_Extract provided_:
CHAPTER 7 LECTURE (PART I)

In this chapter, we are going to learn to find the price of preferred and common stock. As was true with bonds, the prices of common and preferred stock are just the present values of their expected cash flows when discounted at the appropriate rate of return.

Preferred Stock

Preferred is a hybrid security having characteristics of both bonds and common stocks. It is like a bond in that it pays the same dividend every period just as bonds make the same interest payment every period. Preferred stock is like common stock in that most issues of preferred never mature.

Most issues of preferred stock are cumulative preferred. This means that if a dividend on the preferred stock is skipped, no dividends can be paid on common stock until all dividends in arrears are paid on the preferred. In essence, the unpaid dividends on preferred “accumulate” and remain a liability of the firm until they are paid.

It’s important to note that in the event of bankruptcy, preferred shareholders are next to last to receive funds realized from the sale of assets. This means, in most cases, preferred shareholders will receive nothing.

Like common stock, preferred stock has a par value. Unlike common stock, the par value of preferred actually has a useful purpose: it is used to find the annual dividend paid on the preferred shares. For example, the balance sheet entry for a firm’s preferred stock might be as follows:

6%,Preferred Stock, $100 par,...... $2,000,000

To find the annual dividend offered on these preferred shares, simply multiply the par value ($100) by the 6%:

Annual dividend = $100 X 6% = $6.

This issue of preferred promises to pay a dividend of $6 per year forever. In reality, this annual payment will be paid every three months (quarterly) so the quarterly dividend will be $6/4 = $1.50. Valuing a quarterly dividend is relatively complicated. To simplify the math somewhat, we will assume preferred dividends are paid just once per year. Incidentally, common stocks that pay dividends also pay them quarterly, but we will assume they pay them once per year also.

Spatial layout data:
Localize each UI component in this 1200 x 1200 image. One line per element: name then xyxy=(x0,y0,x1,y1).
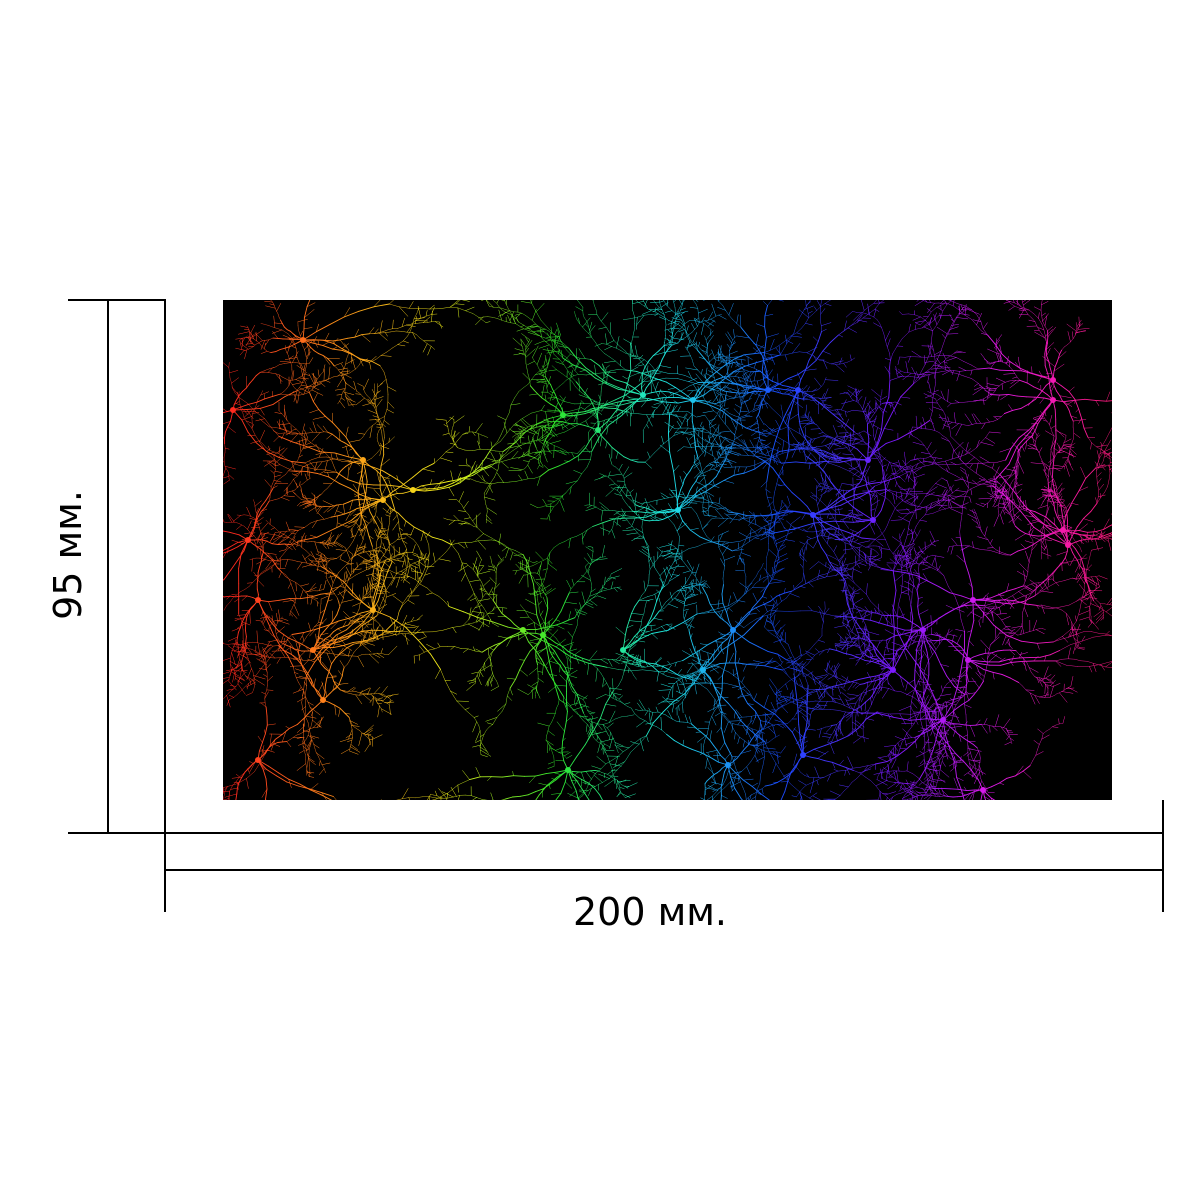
height-dimension-top-tick xyxy=(68,299,166,301)
height-dimension-line xyxy=(107,299,109,834)
width-dimension-line xyxy=(164,869,1164,871)
height-dimension-bottom-tick xyxy=(68,832,166,834)
neuron-artwork xyxy=(223,300,1112,800)
width-dimension-right-tick xyxy=(1162,800,1164,912)
width-dimension-left-tick xyxy=(164,800,166,912)
height-label: 95 мм. xyxy=(46,490,90,620)
width-dimension-upper-line xyxy=(164,832,1164,834)
neuron-artwork-canvas xyxy=(223,300,1112,800)
width-label: 200 мм. xyxy=(572,890,728,934)
height-dimension-extension xyxy=(164,299,166,834)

_Required work_:
**a.** In the lecture, what annual dividend does the 6% preferred stock with a $100 par value pay?
**b.** Reproduce the passage of the lecture starting with "It’s important to" and going on through "dividend = $100 X 6% = $6.".
**c.** Condense the lecture's paragraph beginning "Most issues of preferred stock are cumulative preferred" into a short bulleted list that keeps its main facts.

_Solutions to the tasks_:
**a.** $6 per year.

**b.**
It’s important to note that in the event of bankruptcy, preferred shareholders are next to last to receive funds realized from the sale of assets. This means, in most cases, preferred shareholders will receive nothing.

Like common stock, preferred stock has a par value. Unlike common stock, the par value of preferred actually has a useful purpose: it is used to find the annual dividend paid on the preferred shares. For example, the balance sheet entry for a firm’s preferred stock might be as follows:

6%,Preferred Stock, $100 par,...... $2,000,000

To find the annual dividend offered on these preferred shares, simply multiply the par value ($100) by the 6%:

Annual dividend = $100 X 6% = $6.

**c.**
- Most preferred stock issues are cumulative.
- If a preferred dividend is skipped, no common stock dividends can be paid until all preferred dividends in arrears are paid.
- Unpaid preferred dividends accumulate and remain a liability of the firm until paid.